■ Stated goal ■
In full and without alteration, give the listing again.
--- START Data shown ---
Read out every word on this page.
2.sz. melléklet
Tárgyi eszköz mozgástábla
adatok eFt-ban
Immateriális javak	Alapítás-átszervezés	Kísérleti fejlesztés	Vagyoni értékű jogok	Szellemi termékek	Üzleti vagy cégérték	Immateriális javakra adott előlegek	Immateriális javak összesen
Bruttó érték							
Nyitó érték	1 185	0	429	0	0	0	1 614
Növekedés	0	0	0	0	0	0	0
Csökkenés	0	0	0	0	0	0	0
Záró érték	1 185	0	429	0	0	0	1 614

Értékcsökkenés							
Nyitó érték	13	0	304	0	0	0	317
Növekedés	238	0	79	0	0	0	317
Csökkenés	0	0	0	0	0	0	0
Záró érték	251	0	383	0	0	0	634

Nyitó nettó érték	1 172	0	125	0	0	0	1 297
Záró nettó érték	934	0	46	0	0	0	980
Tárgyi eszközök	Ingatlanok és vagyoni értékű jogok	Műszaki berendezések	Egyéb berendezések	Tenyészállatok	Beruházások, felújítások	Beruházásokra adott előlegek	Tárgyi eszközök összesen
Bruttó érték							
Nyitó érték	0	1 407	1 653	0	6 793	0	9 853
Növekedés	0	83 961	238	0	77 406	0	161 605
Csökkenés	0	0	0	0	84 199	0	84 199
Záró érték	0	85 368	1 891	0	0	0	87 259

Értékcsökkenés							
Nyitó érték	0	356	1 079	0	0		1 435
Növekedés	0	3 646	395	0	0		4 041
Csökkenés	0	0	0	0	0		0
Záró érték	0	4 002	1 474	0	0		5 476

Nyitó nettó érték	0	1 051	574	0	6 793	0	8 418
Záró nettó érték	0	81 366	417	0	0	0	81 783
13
--- END Data shown ---
■ Result of this exercise ■
Read out every word on this page.
2.sz. melléklet
Tárgyi eszköz mozgástábla
adatok eFt-ban
Immateriális javak	Alapítás-átszervezés	Kísérleti fejlesztés	Vagyoni értékű jogok	Szellemi termékek	Üzleti vagy cégérték	Immateriális javakra adott előlegek	Immateriális javak összesen
Bruttó érték							
Nyitó érték	1 185	0	429	0	0	0	1 614
Növekedés	0	0	0	0	0	0	0
Csökkenés	0	0	0	0	0	0	0
Záró érték	1 185	0	429	0	0	0	1 614

Értékcsökkenés							
Nyitó érték	13	0	304	0	0	0	317
Növekedés	238	0	79	0	0	0	317
Csökkenés	0	0	0	0	0	0	0
Záró érték	251	0	383	0	0	0	634

Nyitó nettó érték	1 172	0	125	0	0	0	1 297
Záró nettó érték	934	0	46	0	0	0	980
Tárgyi eszközök	Ingatlanok és vagyoni értékű jogok	Műszaki berendezések	Egyéb berendezések	Tenyészállatok	Beruházások, felújítások	Beruházásokra adott előlegek	Tárgyi eszközök összesen
Bruttó érték							
Nyitó érték	0	1 407	1 653	0	6 793	0	9 853
Növekedés	0	83 961	238	0	77 406	0	161 605
Csökkenés	0	0	0	0	84 199	0	84 199
Záró érték	0	85 368	1 891	0	0	0	87 259

Értékcsökkenés							
Nyitó érték	0	356	1 079	0	0		1 435
Növekedés	0	3 646	395	0	0		4 041
Csökkenés	0	0	0	0	0		0
Záró érték	0	4 002	1 474	0	0		5 476

Nyitó nettó érték	0	1 051	574	0	6 793	0	8 418
Záró nettó érték	0	81 366	417	0	0	0	81 783
13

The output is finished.